(Stored data)

★ ★ ★ ★ ★ ★ ★

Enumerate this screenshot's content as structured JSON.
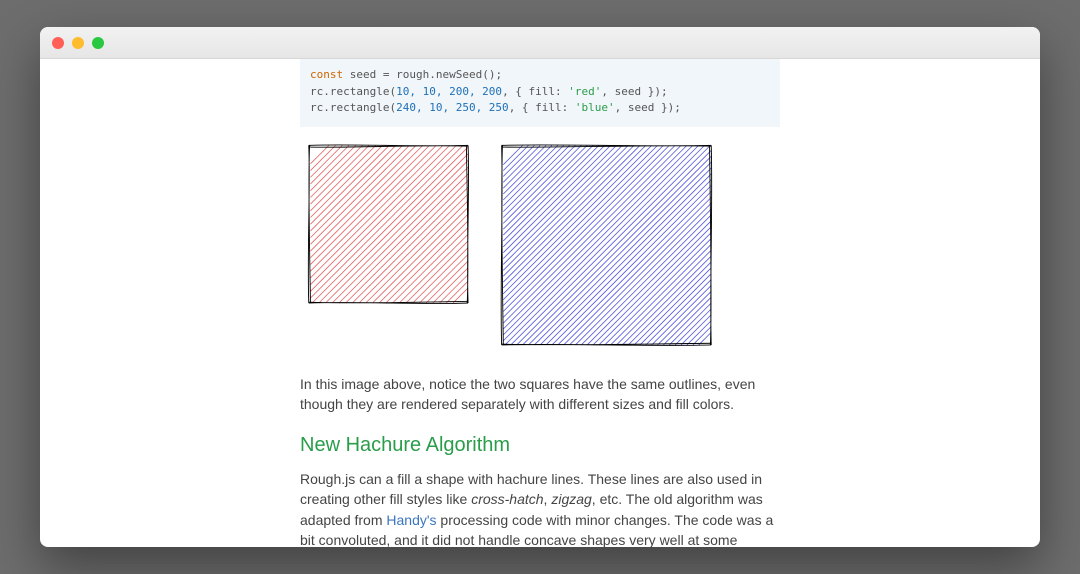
{
  "code": {
    "line1_kw": "const",
    "line1_rest": " seed = rough.newSeed();",
    "line2_pre": "rc.rectangle(",
    "line2_nums": "10, 10, 200, 200",
    "line2_mid": ", { fill: ",
    "line2_str": "'red'",
    "line2_post": ", seed });",
    "line3_pre": "rc.rectangle(",
    "line3_nums": "240, 10, 250, 250",
    "line3_mid": ", { fill: ",
    "line3_str": "'blue'",
    "line3_post": ", seed });"
  },
  "para1": "In this image above, notice the two squares have the same outlines, even though they are rendered separately with different sizes and fill colors.",
  "heading_hachure": "New Hachure Algorithm",
  "para2_a": "Rough.js can a fill a shape with hachure lines. These lines are also used in creating other fill styles like ",
  "para2_em1": "cross-hatch",
  "para2_sep": ", ",
  "para2_em2": "zigzag",
  "para2_b": ", etc. The old algorithm was adapted from ",
  "para2_link": "Handy's",
  "para2_c": " processing code with minor changes. The code was a bit convoluted, and it did not handle concave shapes very well at some hachure angles, creating cases like these:",
  "figure": {
    "shape1": {
      "fill_color": "red",
      "size": 200
    },
    "shape2": {
      "fill_color": "blue",
      "size": 250
    }
  }
}
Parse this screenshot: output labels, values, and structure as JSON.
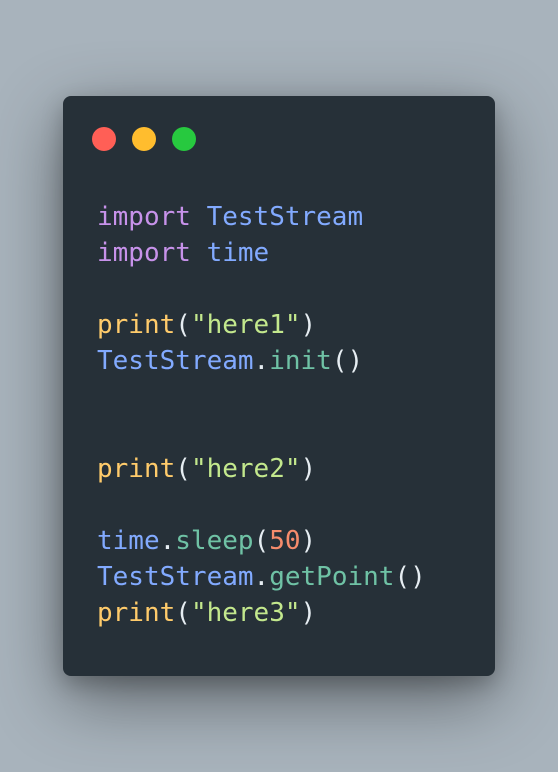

★ ★ ★ ★ ★ ★ ★

WORK REQUIRED.
Pick out the lines containing the string "like" and show them.

EXPECTED ANSWER.
  "para2_a": "Rough.js can a fill a shape with hachure lines. These lines are also used in creating other fill styles like ",
  "para2_c": " processing code with minor changes. The code was a bit convoluted, and it did not handle concave shapes very well at some hachure angles, creating cases like these:",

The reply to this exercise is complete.